REQUEST » Write out each line that follows exactly as it stands, without the pictures.

ENTRIES SUPPLIED »
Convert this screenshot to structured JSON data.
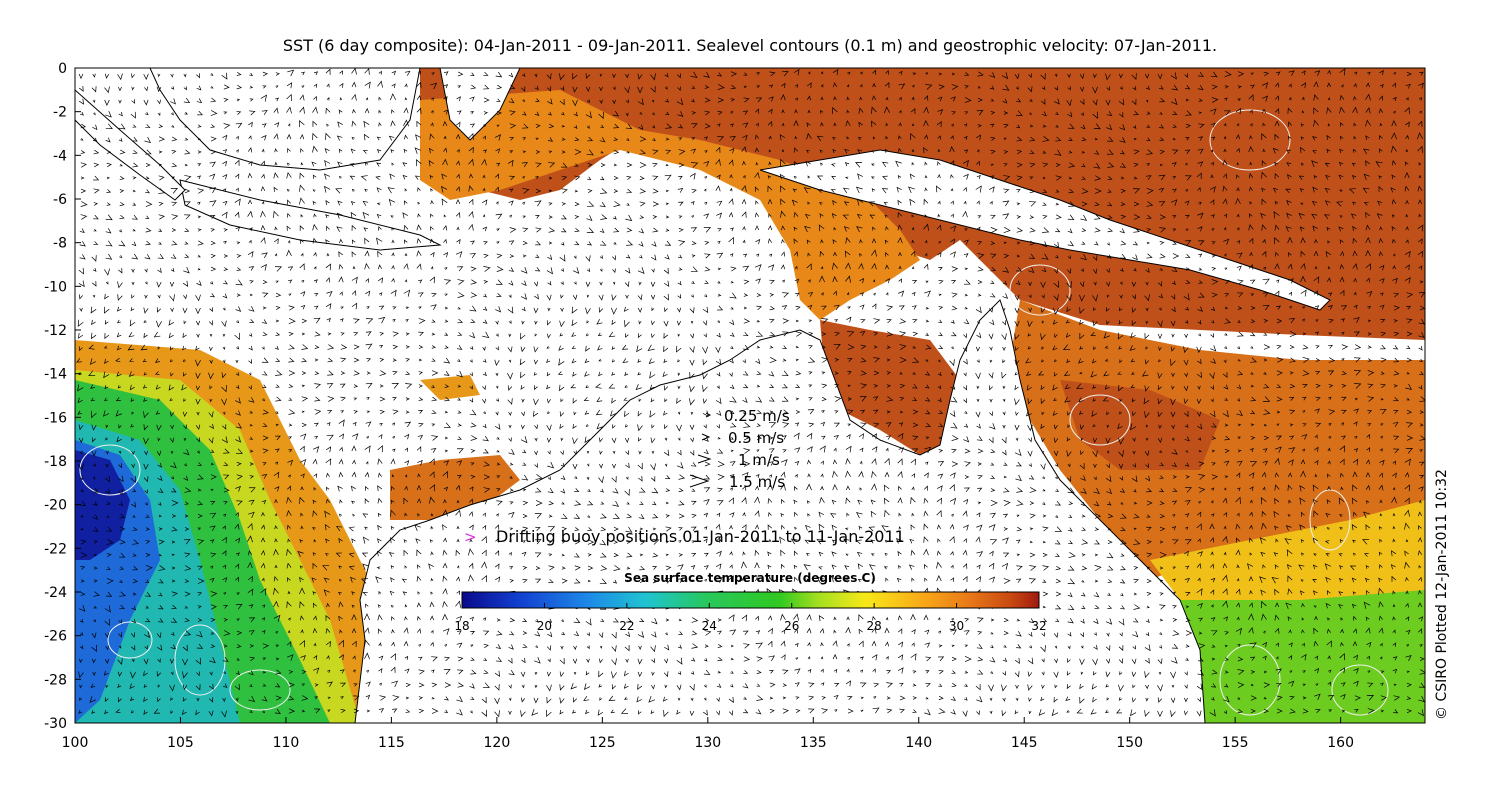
{
  "title": "SST (6 day composite): 04-Jan-2011 - 09-Jan-2011. Sealevel contours (0.1 m) and geostrophic velocity: 07-Jan-2011.",
  "copyright": "© CSIRO Plotted 12-Jan-2011 10:32",
  "axes": {
    "x_ticks": [
      "100",
      "105",
      "110",
      "115",
      "120",
      "125",
      "130",
      "135",
      "140",
      "145",
      "150",
      "155",
      "160"
    ],
    "y_ticks": [
      "0",
      "-2",
      "-4",
      "-6",
      "-8",
      "-10",
      "-12",
      "-14",
      "-16",
      "-18",
      "-20",
      "-22",
      "-24",
      "-26",
      "-28",
      "-30"
    ],
    "lon_range": [
      100,
      164
    ],
    "lat_range": [
      -30,
      0
    ]
  },
  "velocity_legend": [
    {
      "label": "0.25 m/s",
      "speed": 0.25
    },
    {
      "label": "0.5 m/s",
      "speed": 0.5
    },
    {
      "label": "1 m/s",
      "speed": 1
    },
    {
      "label": "1.5 m/s",
      "speed": 1.5
    }
  ],
  "buoy_legend": {
    "symbol": ">",
    "label": "Drifting buoy positions 01-Jan-2011 to 11-Jan-2011",
    "color": "#dd33dd"
  },
  "colorbar": {
    "title": "Sea surface temperature (degrees C)",
    "ticks": [
      "18",
      "20",
      "22",
      "24",
      "26",
      "28",
      "30",
      "32"
    ],
    "range": [
      18,
      32
    ],
    "colors": [
      "#0a0a8c",
      "#1240d0",
      "#1e8ae8",
      "#20c4d0",
      "#28c860",
      "#30c820",
      "#a8e020",
      "#f8e818",
      "#f8a818",
      "#e87818",
      "#c84a10",
      "#a01a10"
    ]
  },
  "colors": {
    "land": "#ffffff",
    "coast": "#000000",
    "contour": "#f0f0f0",
    "arrow": "#000000"
  }
}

EXERCISE RESPONSE »
Convert this screenshot to structured JSON data.
{
  "title": "SST (6 day composite): 04-Jan-2011 - 09-Jan-2011. Sealevel contours (0.1 m) and geostrophic velocity: 07-Jan-2011.",
  "copyright": "© CSIRO Plotted 12-Jan-2011 10:32",
  "axes": {
    "x_ticks": [
      "100",
      "105",
      "110",
      "115",
      "120",
      "125",
      "130",
      "135",
      "140",
      "145",
      "150",
      "155",
      "160"
    ],
    "y_ticks": [
      "0",
      "-2",
      "-4",
      "-6",
      "-8",
      "-10",
      "-12",
      "-14",
      "-16",
      "-18",
      "-20",
      "-22",
      "-24",
      "-26",
      "-28",
      "-30"
    ],
    "lon_range": [
      100,
      164
    ],
    "lat_range": [
      -30,
      0
    ]
  },
  "velocity_legend": [
    {
      "label": "0.25 m/s",
      "speed": 0.25
    },
    {
      "label": "0.5 m/s",
      "speed": 0.5
    },
    {
      "label": "1 m/s",
      "speed": 1
    },
    {
      "label": "1.5 m/s",
      "speed": 1.5
    }
  ],
  "buoy_legend": {
    "symbol": ">",
    "label": "Drifting buoy positions 01-Jan-2011 to 11-Jan-2011",
    "color": "#dd33dd"
  },
  "colorbar": {
    "title": "Sea surface temperature (degrees C)",
    "ticks": [
      "18",
      "20",
      "22",
      "24",
      "26",
      "28",
      "30",
      "32"
    ],
    "range": [
      18,
      32
    ],
    "colors": [
      "#0a0a8c",
      "#1240d0",
      "#1e8ae8",
      "#20c4d0",
      "#28c860",
      "#30c820",
      "#a8e020",
      "#f8e818",
      "#f8a818",
      "#e87818",
      "#c84a10",
      "#a01a10"
    ]
  },
  "colors": {
    "land": "#ffffff",
    "coast": "#000000",
    "contour": "#f0f0f0",
    "arrow": "#000000"
  }
}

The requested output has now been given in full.